── The records

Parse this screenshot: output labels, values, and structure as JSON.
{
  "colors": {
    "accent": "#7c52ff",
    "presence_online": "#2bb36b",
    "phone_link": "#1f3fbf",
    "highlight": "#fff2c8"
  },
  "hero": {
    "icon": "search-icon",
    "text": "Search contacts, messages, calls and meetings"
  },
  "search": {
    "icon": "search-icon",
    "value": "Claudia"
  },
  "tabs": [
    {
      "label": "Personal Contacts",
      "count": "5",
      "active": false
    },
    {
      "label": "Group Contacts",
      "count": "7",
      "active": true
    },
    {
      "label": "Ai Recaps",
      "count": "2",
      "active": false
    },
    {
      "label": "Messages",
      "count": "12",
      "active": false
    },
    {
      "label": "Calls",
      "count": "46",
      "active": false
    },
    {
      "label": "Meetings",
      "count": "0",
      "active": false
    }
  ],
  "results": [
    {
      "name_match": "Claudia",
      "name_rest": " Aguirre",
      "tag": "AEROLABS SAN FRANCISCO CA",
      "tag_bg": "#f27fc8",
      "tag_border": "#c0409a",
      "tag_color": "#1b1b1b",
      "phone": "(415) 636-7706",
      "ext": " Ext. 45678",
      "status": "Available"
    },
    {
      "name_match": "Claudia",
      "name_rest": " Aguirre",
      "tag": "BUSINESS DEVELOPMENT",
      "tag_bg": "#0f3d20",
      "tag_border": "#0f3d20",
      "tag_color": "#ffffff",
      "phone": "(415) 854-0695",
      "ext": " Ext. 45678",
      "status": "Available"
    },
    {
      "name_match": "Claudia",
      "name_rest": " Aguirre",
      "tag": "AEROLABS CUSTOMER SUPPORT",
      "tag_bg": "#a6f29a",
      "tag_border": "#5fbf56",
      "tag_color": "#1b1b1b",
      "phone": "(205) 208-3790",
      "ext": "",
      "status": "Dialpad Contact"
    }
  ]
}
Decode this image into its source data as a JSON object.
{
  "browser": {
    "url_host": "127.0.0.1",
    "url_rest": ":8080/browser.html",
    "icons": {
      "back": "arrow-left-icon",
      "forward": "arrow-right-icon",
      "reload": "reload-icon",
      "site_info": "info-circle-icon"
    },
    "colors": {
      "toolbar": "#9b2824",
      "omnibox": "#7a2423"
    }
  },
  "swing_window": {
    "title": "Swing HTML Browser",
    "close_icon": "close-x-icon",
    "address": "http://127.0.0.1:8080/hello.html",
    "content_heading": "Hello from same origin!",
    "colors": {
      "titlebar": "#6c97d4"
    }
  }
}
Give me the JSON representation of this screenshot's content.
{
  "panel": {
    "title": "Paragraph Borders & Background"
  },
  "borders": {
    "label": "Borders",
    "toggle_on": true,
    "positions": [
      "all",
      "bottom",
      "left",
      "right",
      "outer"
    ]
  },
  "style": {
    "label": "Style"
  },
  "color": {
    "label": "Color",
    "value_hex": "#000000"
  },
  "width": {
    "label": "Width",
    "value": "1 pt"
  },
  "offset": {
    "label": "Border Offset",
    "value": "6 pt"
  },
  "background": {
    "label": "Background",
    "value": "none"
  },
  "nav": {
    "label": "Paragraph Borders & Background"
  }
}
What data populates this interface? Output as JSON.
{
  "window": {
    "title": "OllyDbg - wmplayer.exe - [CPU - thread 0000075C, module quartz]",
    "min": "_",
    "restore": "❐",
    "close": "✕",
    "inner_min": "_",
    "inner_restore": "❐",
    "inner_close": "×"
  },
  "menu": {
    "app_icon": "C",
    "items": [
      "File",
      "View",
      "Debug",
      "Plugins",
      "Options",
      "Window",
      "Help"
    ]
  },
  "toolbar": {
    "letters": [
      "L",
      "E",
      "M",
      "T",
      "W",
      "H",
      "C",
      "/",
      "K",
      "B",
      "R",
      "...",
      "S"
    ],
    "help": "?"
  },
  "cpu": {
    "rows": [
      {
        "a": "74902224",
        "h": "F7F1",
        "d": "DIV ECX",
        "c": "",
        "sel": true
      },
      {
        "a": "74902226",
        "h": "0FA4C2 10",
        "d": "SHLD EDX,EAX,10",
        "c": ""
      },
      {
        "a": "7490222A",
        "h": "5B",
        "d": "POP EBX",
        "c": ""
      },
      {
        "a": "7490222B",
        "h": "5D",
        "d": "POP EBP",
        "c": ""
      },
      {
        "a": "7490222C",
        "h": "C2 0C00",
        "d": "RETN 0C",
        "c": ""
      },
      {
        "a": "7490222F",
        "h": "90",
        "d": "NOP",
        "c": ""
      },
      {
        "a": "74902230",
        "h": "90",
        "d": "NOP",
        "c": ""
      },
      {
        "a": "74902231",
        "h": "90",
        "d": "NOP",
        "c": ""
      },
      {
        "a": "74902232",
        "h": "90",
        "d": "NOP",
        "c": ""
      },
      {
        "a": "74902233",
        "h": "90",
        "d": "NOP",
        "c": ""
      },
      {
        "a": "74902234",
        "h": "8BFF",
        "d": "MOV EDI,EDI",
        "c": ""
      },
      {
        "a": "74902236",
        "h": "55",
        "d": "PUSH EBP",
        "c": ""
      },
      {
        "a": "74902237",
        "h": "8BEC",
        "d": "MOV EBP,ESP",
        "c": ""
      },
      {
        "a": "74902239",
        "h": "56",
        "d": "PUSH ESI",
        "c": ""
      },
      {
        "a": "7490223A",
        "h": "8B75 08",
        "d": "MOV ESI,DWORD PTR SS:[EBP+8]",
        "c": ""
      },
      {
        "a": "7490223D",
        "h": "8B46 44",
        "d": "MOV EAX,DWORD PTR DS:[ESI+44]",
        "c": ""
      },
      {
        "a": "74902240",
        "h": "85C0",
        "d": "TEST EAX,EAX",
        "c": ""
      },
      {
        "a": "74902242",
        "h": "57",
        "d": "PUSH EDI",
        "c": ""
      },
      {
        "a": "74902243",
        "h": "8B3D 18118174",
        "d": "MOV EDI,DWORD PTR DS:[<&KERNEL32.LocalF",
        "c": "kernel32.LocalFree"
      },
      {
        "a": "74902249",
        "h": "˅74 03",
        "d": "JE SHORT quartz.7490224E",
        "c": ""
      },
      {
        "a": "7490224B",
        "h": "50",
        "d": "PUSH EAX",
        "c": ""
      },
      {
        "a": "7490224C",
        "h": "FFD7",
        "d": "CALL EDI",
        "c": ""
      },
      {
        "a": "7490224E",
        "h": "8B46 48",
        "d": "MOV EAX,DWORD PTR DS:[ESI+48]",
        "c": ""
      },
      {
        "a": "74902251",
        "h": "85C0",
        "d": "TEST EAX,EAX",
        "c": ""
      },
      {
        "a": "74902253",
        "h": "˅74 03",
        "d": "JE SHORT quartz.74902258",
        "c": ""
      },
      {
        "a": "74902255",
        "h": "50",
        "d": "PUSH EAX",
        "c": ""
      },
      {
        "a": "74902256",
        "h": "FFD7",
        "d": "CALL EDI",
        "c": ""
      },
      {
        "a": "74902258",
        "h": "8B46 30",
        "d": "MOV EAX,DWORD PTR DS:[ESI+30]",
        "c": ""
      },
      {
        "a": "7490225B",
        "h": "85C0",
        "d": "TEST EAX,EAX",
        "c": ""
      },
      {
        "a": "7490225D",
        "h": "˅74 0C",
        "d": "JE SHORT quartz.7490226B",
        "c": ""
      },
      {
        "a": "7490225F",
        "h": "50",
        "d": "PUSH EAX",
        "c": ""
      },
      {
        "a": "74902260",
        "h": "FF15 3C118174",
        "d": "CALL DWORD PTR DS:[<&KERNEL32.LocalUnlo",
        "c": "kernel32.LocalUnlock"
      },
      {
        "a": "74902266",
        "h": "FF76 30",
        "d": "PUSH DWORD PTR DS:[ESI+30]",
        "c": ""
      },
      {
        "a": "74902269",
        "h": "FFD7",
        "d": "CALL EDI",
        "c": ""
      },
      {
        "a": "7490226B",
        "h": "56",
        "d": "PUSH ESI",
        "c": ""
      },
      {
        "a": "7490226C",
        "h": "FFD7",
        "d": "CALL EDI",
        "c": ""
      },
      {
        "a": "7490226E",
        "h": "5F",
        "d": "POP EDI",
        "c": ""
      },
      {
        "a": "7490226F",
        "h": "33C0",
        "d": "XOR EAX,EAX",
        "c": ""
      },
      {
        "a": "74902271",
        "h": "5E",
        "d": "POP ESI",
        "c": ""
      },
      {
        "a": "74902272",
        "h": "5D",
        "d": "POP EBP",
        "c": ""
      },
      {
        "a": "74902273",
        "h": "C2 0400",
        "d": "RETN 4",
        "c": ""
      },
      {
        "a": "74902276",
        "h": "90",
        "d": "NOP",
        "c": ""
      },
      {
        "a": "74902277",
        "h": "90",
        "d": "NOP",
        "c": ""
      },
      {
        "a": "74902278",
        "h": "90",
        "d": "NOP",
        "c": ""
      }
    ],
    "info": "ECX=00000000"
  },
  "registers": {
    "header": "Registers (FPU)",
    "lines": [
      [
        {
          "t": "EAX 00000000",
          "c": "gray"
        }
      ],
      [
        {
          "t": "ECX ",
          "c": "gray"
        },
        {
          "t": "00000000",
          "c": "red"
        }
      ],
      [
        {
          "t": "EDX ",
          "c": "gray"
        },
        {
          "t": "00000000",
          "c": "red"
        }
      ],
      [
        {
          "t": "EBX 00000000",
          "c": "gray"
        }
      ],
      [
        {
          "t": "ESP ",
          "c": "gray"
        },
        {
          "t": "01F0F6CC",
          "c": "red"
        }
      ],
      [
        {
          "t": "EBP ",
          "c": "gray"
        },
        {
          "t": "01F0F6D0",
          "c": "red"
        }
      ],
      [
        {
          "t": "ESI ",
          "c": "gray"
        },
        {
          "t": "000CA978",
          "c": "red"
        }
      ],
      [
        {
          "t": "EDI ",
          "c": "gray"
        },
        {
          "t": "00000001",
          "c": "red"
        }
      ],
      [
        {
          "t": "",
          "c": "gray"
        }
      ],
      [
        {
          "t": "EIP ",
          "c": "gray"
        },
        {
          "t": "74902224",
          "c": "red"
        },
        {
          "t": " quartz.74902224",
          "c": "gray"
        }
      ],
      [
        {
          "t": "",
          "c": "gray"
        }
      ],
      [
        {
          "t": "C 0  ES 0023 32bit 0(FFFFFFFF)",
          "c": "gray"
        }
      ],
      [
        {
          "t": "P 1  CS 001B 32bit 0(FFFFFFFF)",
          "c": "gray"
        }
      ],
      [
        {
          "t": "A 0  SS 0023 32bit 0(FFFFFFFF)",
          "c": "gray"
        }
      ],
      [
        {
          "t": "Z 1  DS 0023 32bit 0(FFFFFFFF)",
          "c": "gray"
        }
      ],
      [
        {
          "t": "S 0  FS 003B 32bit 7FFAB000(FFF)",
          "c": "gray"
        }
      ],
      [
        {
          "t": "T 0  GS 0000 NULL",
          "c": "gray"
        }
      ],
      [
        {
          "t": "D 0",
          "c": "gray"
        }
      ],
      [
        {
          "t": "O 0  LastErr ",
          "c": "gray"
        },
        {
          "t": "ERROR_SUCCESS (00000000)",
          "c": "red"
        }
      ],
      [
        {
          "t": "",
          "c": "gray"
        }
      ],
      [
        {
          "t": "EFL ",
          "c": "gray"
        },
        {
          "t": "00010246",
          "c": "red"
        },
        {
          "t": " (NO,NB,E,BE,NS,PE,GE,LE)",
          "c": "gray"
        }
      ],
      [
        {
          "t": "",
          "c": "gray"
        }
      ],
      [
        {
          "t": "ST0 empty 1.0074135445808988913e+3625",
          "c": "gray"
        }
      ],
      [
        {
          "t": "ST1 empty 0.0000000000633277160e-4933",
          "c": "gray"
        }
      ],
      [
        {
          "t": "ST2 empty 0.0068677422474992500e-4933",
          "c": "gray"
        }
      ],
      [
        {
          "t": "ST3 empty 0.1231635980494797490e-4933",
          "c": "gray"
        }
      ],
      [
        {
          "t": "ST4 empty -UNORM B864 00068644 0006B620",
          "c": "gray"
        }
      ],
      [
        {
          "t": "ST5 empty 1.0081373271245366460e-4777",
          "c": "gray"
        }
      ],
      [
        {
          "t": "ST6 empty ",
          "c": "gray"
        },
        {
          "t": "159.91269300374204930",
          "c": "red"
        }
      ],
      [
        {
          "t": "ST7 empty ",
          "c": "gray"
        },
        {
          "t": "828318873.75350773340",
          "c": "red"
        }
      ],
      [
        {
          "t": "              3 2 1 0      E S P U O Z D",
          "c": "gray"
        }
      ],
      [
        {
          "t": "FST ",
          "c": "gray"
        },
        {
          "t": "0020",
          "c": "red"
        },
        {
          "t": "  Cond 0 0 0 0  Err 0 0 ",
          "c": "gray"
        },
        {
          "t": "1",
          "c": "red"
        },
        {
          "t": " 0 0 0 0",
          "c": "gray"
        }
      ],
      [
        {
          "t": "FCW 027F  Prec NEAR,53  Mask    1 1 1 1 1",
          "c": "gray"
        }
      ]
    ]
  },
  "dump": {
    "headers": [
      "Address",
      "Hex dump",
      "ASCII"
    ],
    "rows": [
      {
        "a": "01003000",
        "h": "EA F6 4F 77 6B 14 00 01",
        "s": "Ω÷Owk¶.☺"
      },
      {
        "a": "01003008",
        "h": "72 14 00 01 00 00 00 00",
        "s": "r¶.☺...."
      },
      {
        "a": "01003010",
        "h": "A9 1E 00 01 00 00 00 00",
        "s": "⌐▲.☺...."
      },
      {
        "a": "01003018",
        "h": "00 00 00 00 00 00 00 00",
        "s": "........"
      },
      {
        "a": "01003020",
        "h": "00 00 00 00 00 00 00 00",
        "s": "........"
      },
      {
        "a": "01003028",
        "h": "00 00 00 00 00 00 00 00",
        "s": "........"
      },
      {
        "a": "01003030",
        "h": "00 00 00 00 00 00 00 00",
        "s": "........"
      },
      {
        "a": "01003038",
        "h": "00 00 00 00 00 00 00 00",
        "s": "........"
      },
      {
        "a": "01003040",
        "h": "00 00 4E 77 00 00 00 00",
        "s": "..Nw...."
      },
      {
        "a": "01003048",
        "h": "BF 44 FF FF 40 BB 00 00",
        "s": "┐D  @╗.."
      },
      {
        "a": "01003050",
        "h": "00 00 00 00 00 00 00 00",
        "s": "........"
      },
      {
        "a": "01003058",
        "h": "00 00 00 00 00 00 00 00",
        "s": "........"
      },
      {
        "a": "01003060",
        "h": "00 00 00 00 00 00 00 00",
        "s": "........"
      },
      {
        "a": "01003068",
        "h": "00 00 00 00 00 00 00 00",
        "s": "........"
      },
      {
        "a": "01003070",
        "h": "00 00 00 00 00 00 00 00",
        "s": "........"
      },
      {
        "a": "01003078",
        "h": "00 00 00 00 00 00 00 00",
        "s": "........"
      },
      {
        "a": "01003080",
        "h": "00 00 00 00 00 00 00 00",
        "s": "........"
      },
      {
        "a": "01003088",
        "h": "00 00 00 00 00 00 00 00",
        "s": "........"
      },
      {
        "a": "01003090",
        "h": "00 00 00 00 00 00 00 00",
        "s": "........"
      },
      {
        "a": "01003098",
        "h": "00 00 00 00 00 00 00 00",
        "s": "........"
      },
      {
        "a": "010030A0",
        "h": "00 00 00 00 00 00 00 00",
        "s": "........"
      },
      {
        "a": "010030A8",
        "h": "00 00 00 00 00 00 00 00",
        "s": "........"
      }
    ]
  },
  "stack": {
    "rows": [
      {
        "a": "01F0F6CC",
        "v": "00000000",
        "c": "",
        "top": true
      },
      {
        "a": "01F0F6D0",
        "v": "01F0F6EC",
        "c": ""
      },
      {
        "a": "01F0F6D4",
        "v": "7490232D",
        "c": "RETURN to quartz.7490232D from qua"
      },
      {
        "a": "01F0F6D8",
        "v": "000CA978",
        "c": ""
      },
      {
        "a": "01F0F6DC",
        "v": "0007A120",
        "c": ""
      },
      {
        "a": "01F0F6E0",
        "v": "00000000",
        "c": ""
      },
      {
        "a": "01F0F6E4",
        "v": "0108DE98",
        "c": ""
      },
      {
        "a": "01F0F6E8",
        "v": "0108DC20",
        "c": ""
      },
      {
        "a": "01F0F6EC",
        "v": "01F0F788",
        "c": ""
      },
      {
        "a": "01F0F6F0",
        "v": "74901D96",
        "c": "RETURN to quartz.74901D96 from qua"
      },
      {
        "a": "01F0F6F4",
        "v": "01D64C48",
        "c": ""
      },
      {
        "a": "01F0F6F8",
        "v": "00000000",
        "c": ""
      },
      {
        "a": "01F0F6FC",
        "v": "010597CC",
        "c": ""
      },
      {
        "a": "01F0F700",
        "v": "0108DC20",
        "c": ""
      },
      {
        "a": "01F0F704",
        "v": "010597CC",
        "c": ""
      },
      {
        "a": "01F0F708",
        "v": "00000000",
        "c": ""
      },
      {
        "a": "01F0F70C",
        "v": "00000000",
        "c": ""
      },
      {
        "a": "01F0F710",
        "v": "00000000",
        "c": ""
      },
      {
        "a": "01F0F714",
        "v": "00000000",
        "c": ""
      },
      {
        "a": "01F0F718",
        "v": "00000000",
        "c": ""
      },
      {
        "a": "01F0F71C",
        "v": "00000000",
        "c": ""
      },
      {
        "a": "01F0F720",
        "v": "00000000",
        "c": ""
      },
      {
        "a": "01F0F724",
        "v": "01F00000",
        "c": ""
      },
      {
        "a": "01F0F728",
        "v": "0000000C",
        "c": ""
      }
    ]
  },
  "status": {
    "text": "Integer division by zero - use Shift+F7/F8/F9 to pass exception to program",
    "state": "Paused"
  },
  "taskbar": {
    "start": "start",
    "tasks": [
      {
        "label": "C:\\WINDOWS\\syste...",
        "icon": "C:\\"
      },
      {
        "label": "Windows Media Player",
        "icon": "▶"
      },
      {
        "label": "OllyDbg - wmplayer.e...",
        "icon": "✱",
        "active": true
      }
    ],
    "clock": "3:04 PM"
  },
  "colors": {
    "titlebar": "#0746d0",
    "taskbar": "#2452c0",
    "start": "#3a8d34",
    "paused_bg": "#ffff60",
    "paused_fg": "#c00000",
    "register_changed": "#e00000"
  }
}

────

» What the exercise asks
Find the lines with the string "empty" and reproduce them.

» Task output
          "t": "ST0 empty 1.0074135445808988913e+3625",
          "t": "ST1 empty 0.0000000000633277160e-4933",
          "t": "ST2 empty 0.0068677422474992500e-4933",
          "t": "ST3 empty 0.1231635980494797490e-4933",
          "t": "ST4 empty -UNORM B864 00068644 0006B620",
          "t": "ST5 empty 1.0081373271245366460e-4777",
          "t": "ST6 empty ",
          "t": "ST7 empty ",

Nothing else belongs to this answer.